> [BRIEF]
State the number of lines, and only that number, in which the word "source" appears.
-- BEGIN MATERIAL FOR THIS EXERCISE --
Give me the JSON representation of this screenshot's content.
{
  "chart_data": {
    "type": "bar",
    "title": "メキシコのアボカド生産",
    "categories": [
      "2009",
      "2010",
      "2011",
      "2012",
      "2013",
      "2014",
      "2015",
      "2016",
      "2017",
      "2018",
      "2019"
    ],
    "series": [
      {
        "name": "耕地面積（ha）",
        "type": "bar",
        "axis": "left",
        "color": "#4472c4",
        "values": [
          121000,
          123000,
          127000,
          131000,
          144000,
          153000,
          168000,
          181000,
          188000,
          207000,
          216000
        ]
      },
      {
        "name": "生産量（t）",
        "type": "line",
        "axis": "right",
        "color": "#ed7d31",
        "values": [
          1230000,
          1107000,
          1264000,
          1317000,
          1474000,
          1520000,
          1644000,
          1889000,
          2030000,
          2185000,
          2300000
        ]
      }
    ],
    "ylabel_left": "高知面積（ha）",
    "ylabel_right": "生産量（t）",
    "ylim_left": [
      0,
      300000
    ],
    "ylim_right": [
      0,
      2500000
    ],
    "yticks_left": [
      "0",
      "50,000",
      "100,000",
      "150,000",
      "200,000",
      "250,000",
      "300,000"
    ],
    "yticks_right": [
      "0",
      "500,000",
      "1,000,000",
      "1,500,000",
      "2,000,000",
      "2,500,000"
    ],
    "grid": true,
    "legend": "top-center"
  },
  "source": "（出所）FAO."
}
-- END MATERIAL FOR THIS EXERCISE --
-- BEGIN MATERIAL FOR THIS EXERCISE --
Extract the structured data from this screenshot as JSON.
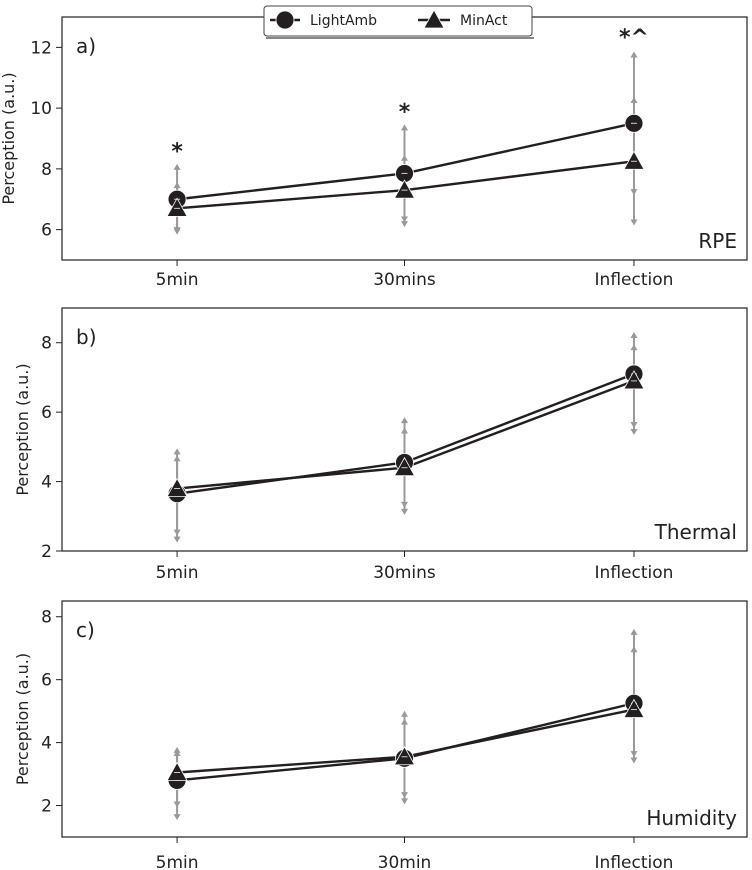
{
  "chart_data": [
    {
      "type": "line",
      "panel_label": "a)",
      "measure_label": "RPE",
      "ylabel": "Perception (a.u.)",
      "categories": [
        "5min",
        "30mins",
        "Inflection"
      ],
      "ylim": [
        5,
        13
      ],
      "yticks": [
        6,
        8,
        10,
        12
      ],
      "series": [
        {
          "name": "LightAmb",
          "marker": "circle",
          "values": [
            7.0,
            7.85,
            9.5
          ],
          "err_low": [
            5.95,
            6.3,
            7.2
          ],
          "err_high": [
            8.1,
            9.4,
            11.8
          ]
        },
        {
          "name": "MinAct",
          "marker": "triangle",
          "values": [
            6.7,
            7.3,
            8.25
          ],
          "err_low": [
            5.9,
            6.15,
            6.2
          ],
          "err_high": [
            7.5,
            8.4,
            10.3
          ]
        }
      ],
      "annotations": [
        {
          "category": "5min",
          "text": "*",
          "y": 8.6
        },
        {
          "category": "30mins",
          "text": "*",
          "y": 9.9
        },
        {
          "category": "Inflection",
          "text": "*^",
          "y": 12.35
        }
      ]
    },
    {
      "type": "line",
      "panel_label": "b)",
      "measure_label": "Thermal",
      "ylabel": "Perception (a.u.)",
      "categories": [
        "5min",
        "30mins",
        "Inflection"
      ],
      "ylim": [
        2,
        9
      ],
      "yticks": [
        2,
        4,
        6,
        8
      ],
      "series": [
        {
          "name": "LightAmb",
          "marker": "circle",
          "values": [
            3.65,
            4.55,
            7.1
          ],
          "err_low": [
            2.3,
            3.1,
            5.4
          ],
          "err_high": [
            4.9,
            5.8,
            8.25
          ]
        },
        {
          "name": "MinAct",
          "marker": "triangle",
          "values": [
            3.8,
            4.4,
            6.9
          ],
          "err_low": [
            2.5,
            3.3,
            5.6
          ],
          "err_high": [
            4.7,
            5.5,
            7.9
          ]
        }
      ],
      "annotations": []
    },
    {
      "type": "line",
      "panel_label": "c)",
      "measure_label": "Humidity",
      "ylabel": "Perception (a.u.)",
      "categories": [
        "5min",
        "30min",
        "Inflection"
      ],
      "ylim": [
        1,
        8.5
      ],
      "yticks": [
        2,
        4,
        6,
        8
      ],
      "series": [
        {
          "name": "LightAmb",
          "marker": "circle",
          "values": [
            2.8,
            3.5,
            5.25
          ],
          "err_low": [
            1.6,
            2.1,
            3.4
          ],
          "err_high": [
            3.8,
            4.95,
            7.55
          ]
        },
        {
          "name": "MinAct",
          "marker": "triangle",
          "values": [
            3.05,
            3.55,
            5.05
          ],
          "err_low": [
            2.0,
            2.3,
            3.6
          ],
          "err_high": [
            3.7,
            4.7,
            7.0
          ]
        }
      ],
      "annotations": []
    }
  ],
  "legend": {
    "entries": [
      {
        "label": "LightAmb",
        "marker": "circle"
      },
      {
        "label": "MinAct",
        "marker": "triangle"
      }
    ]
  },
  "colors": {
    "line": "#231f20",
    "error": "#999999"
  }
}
-- END MATERIAL FOR THIS EXERCISE --
-- BEGIN MATERIAL FOR THIS EXERCISE --
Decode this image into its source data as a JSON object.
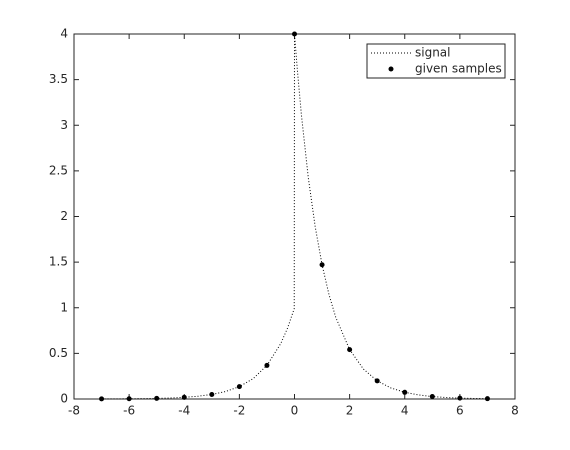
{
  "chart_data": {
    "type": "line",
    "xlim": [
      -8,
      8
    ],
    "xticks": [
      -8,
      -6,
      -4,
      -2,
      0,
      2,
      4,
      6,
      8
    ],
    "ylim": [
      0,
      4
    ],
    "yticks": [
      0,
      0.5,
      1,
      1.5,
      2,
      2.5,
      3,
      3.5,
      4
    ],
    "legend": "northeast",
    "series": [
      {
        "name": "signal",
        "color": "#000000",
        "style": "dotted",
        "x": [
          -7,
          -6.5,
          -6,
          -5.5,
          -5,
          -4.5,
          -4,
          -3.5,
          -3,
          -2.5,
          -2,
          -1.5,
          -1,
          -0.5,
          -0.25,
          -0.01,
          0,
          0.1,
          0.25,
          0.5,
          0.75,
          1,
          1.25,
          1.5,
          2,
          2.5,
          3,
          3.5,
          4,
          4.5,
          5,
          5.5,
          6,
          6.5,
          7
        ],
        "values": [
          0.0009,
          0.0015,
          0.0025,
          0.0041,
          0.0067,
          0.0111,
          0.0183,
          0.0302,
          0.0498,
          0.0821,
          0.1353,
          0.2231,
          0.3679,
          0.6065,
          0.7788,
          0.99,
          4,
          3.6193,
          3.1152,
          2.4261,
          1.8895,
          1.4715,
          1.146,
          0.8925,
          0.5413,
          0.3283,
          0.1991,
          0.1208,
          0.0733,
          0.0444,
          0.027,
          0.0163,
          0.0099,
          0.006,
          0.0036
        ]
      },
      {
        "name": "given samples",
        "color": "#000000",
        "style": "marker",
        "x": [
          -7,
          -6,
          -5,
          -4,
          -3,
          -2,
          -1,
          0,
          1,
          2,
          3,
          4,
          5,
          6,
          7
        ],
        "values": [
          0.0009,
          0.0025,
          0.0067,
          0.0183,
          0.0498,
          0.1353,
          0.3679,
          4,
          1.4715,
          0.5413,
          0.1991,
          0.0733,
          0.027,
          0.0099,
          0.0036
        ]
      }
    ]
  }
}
-- END MATERIAL FOR THIS EXERCISE --
> [ANSWER FOR THE TASK]
2